__Data provided__.
========
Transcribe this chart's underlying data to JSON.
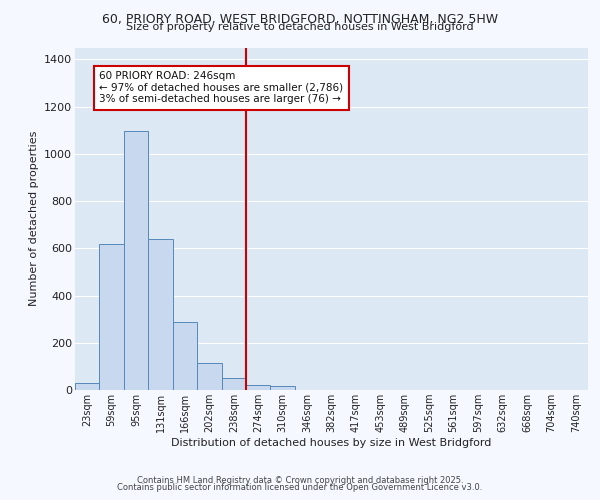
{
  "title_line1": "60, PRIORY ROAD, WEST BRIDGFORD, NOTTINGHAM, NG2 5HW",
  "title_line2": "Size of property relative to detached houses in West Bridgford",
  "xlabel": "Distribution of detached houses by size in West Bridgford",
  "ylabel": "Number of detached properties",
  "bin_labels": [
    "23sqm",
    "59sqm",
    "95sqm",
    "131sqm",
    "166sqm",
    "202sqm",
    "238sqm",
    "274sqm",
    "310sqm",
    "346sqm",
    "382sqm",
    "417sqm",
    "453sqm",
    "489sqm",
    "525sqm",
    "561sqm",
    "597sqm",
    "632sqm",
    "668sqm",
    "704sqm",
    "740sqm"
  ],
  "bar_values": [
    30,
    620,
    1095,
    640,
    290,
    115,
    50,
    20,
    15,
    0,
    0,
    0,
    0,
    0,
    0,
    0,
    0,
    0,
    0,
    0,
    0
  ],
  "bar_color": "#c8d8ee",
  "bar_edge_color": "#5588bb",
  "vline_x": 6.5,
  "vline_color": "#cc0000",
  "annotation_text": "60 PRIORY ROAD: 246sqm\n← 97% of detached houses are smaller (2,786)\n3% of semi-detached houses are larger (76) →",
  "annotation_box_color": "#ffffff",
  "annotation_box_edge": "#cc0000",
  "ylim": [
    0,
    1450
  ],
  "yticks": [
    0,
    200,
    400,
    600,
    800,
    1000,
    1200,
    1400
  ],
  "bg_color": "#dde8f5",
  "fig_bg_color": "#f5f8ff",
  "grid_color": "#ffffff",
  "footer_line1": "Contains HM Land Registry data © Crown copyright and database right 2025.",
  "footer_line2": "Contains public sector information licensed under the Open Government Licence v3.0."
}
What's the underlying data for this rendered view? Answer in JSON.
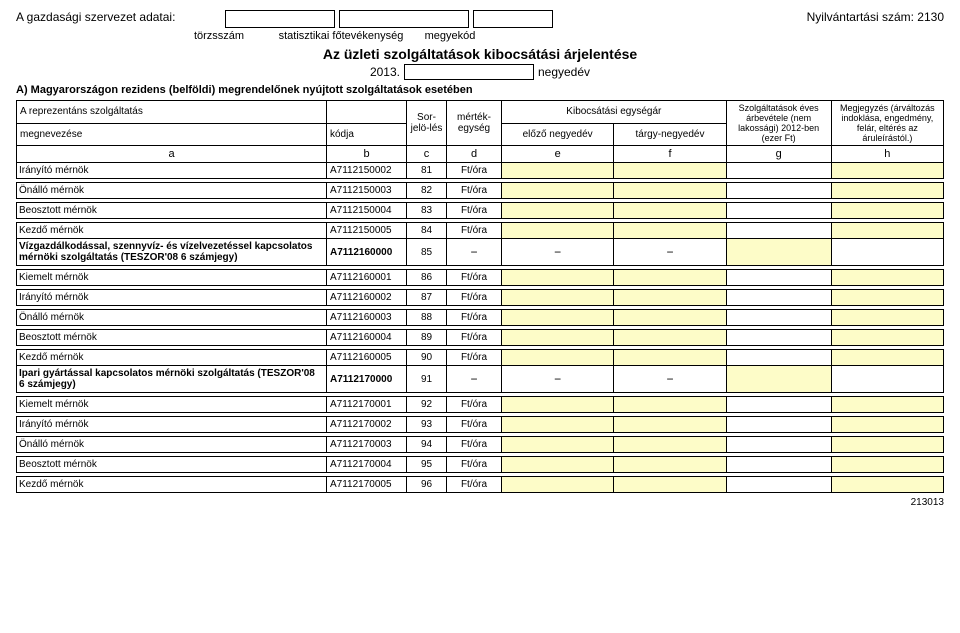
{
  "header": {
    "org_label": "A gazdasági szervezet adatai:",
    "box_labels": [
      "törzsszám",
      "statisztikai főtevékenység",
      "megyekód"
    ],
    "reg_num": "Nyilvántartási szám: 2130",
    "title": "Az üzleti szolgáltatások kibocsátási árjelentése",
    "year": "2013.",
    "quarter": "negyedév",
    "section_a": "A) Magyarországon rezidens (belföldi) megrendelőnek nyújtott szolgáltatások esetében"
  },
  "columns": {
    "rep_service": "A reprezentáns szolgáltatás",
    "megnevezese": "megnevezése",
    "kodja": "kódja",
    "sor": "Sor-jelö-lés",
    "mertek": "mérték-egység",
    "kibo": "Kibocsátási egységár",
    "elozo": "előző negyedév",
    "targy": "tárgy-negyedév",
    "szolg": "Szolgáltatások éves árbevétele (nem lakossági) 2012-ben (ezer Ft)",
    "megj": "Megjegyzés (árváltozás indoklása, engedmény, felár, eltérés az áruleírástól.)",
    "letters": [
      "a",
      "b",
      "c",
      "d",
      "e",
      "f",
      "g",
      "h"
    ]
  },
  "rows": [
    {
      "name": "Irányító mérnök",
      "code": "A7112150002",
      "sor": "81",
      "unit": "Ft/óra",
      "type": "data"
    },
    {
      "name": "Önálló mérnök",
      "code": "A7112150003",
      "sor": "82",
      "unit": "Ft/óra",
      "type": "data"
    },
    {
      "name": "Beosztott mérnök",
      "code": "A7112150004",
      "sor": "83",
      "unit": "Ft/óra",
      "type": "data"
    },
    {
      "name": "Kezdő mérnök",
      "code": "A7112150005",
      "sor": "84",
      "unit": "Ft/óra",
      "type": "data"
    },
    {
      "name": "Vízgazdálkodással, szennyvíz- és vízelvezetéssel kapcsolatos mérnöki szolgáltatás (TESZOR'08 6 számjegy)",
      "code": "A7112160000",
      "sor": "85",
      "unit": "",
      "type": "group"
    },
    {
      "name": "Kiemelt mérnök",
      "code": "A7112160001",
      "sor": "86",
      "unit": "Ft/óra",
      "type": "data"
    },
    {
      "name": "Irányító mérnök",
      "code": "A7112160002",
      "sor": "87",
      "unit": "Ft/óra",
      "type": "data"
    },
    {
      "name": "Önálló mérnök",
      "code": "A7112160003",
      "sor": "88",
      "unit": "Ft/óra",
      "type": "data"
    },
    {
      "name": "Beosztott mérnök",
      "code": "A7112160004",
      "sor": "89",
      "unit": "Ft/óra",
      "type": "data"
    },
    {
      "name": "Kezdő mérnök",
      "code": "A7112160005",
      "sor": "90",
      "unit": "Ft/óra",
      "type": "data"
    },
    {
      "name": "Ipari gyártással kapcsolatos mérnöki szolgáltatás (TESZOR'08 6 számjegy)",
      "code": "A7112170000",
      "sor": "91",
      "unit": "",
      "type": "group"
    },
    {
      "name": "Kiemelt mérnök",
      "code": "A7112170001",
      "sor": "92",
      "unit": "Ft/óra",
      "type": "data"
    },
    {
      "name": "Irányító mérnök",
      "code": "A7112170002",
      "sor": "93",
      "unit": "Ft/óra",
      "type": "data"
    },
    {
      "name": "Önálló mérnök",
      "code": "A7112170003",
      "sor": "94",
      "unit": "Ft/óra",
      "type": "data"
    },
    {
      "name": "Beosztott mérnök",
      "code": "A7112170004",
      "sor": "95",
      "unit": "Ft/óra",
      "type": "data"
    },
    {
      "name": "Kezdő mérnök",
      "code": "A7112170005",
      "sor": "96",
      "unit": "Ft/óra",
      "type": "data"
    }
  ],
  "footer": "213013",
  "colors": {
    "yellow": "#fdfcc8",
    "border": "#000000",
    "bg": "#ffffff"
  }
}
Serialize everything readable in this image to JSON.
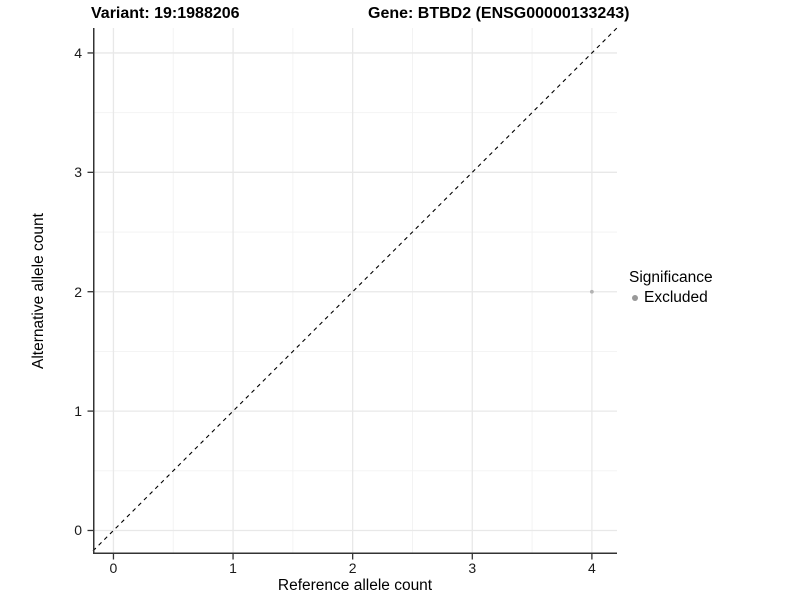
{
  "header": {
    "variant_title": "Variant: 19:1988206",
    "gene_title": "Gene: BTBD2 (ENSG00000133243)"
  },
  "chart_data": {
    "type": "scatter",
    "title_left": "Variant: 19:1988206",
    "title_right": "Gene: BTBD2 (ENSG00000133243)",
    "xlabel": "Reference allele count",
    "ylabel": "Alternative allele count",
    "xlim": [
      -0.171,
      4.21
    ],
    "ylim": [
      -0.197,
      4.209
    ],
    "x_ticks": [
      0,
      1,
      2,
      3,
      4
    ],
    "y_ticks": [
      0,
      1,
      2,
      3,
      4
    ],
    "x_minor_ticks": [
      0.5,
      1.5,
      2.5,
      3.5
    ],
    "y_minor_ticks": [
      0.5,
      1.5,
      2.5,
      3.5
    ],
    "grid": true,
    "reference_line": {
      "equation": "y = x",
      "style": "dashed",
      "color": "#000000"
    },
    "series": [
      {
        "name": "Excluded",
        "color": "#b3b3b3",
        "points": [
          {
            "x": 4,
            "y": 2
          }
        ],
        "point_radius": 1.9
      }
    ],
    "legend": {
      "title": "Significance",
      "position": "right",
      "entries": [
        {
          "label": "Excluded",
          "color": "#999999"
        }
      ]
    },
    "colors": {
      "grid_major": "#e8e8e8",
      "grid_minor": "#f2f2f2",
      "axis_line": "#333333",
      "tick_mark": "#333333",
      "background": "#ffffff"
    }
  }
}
========
Return each line from the material above exactly, but not the pictures.

__Response below__.
Transcribe this chart's underlying data to JSON.
{
  "title_line1": "60, PRIORY ROAD, WEST BRIDGFORD, NOTTINGHAM, NG2 5HW",
  "title_line2": "Size of property relative to detached houses in West Bridgford",
  "xlabel": "Distribution of detached houses by size in West Bridgford",
  "ylabel": "Number of detached properties",
  "bin_labels": [
    "23sqm",
    "59sqm",
    "95sqm",
    "131sqm",
    "166sqm",
    "202sqm",
    "238sqm",
    "274sqm",
    "310sqm",
    "346sqm",
    "382sqm",
    "417sqm",
    "453sqm",
    "489sqm",
    "525sqm",
    "561sqm",
    "597sqm",
    "632sqm",
    "668sqm",
    "704sqm",
    "740sqm"
  ],
  "bar_values": [
    30,
    620,
    1095,
    640,
    290,
    115,
    50,
    20,
    15,
    0,
    0,
    0,
    0,
    0,
    0,
    0,
    0,
    0,
    0,
    0,
    0
  ],
  "bar_color": "#c8d8ee",
  "bar_edge_color": "#5588bb",
  "vline_x": 6.5,
  "vline_color": "#cc0000",
  "annotation_text": "60 PRIORY ROAD: 246sqm\n← 97% of detached houses are smaller (2,786)\n3% of semi-detached houses are larger (76) →",
  "annotation_box_color": "#ffffff",
  "annotation_box_edge": "#cc0000",
  "ylim": [
    0,
    1450
  ],
  "yticks": [
    0,
    200,
    400,
    600,
    800,
    1000,
    1200,
    1400
  ],
  "bg_color": "#dde8f5",
  "fig_bg_color": "#f5f8ff",
  "grid_color": "#ffffff",
  "footer_line1": "Contains HM Land Registry data © Crown copyright and database right 2025.",
  "footer_line2": "Contains public sector information licensed under the Open Government Licence v3.0."
}
What's the underlying data for this rendered view? Answer in JSON.
{
  "header": {
    "org_label": "A gazdasági szervezet adatai:",
    "box_labels": [
      "törzsszám",
      "statisztikai főtevékenység",
      "megyekód"
    ],
    "reg_num": "Nyilvántartási szám: 2130",
    "title": "Az üzleti szolgáltatások kibocsátási árjelentése",
    "year": "2013.",
    "quarter": "negyedév",
    "section_a": "A) Magyarországon rezidens (belföldi) megrendelőnek nyújtott szolgáltatások esetében"
  },
  "columns": {
    "rep_service": "A reprezentáns szolgáltatás",
    "megnevezese": "megnevezése",
    "kodja": "kódja",
    "sor": "Sor-jelö-lés",
    "mertek": "mérték-egység",
    "kibo": "Kibocsátási egységár",
    "elozo": "előző negyedév",
    "targy": "tárgy-negyedév",
    "szolg": "Szolgáltatások éves árbevétele (nem lakossági) 2012-ben (ezer Ft)",
    "megj": "Megjegyzés (árváltozás indoklása, engedmény, felár, eltérés az áruleírástól.)",
    "letters": [
      "a",
      "b",
      "c",
      "d",
      "e",
      "f",
      "g",
      "h"
    ]
  },
  "rows": [
    {
      "name": "Irányító mérnök",
      "code": "A7112150002",
      "sor": "81",
      "unit": "Ft/óra",
      "type": "data"
    },
    {
      "name": "Önálló mérnök",
      "code": "A7112150003",
      "sor": "82",
      "unit": "Ft/óra",
      "type": "data"
    },
    {
      "name": "Beosztott mérnök",
      "code": "A7112150004",
      "sor": "83",
      "unit": "Ft/óra",
      "type": "data"
    },
    {
      "name": "Kezdő mérnök",
      "code": "A7112150005",
      "sor": "84",
      "unit": "Ft/óra",
      "type": "data"
    },
    {
      "name": "Vízgazdálkodással, szennyvíz- és vízelvezetéssel kapcsolatos mérnöki szolgáltatás (TESZOR'08 6 számjegy)",
      "code": "A7112160000",
      "sor": "85",
      "unit": "",
      "type": "group"
    },
    {
      "name": "Kiemelt mérnök",
      "code": "A7112160001",
      "sor": "86",
      "unit": "Ft/óra",
      "type": "data"
    },
    {
      "name": "Irányító mérnök",
      "code": "A7112160002",
      "sor": "87",
      "unit": "Ft/óra",
      "type": "data"
    },
    {
      "name": "Önálló mérnök",
      "code": "A7112160003",
      "sor": "88",
      "unit": "Ft/óra",
      "type": "data"
    },
    {
      "name": "Beosztott mérnök",
      "code": "A7112160004",
      "sor": "89",
      "unit": "Ft/óra",
      "type": "data"
    },
    {
      "name": "Kezdő mérnök",
      "code": "A7112160005",
      "sor": "90",
      "unit": "Ft/óra",
      "type": "data"
    },
    {
      "name": "Ipari gyártással kapcsolatos mérnöki szolgáltatás (TESZOR'08 6 számjegy)",
      "code": "A7112170000",
      "sor": "91",
      "unit": "",
      "type": "group"
    },
    {
      "name": "Kiemelt mérnök",
      "code": "A7112170001",
      "sor": "92",
      "unit": "Ft/óra",
      "type": "data"
    },
    {
      "name": "Irányító mérnök",
      "code": "A7112170002",
      "sor": "93",
      "unit": "Ft/óra",
      "type": "data"
    },
    {
      "name": "Önálló mérnök",
      "code": "A7112170003",
      "sor": "94",
      "unit": "Ft/óra",
      "type": "data"
    },
    {
      "name": "Beosztott mérnök",
      "code": "A7112170004",
      "sor": "95",
      "unit": "Ft/óra",
      "type": "data"
    },
    {
      "name": "Kezdő mérnök",
      "code": "A7112170005",
      "sor": "96",
      "unit": "Ft/óra",
      "type": "data"
    }
  ],
  "footer": "213013",
  "colors": {
    "yellow": "#fdfcc8",
    "border": "#000000",
    "bg": "#ffffff"
  }
}
Serialize everything readable in this image to JSON.
{
  "header": {
    "variant_title": "Variant: 19:1988206",
    "gene_title": "Gene: BTBD2 (ENSG00000133243)"
  },
  "chart_data": {
    "type": "scatter",
    "title_left": "Variant: 19:1988206",
    "title_right": "Gene: BTBD2 (ENSG00000133243)",
    "xlabel": "Reference allele count",
    "ylabel": "Alternative allele count",
    "xlim": [
      -0.171,
      4.21
    ],
    "ylim": [
      -0.197,
      4.209
    ],
    "x_ticks": [
      0,
      1,
      2,
      3,
      4
    ],
    "y_ticks": [
      0,
      1,
      2,
      3,
      4
    ],
    "x_minor_ticks": [
      0.5,
      1.5,
      2.5,
      3.5
    ],
    "y_minor_ticks": [
      0.5,
      1.5,
      2.5,
      3.5
    ],
    "grid": true,
    "reference_line": {
      "equation": "y = x",
      "style": "dashed",
      "color": "#000000"
    },
    "series": [
      {
        "name": "Excluded",
        "color": "#b3b3b3",
        "points": [
          {
            "x": 4,
            "y": 2
          }
        ],
        "point_radius": 1.9
      }
    ],
    "legend": {
      "title": "Significance",
      "position": "right",
      "entries": [
        {
          "label": "Excluded",
          "color": "#999999"
        }
      ]
    },
    "colors": {
      "grid_major": "#e8e8e8",
      "grid_minor": "#f2f2f2",
      "axis_line": "#333333",
      "tick_mark": "#333333",
      "background": "#ffffff"
    }
  }
}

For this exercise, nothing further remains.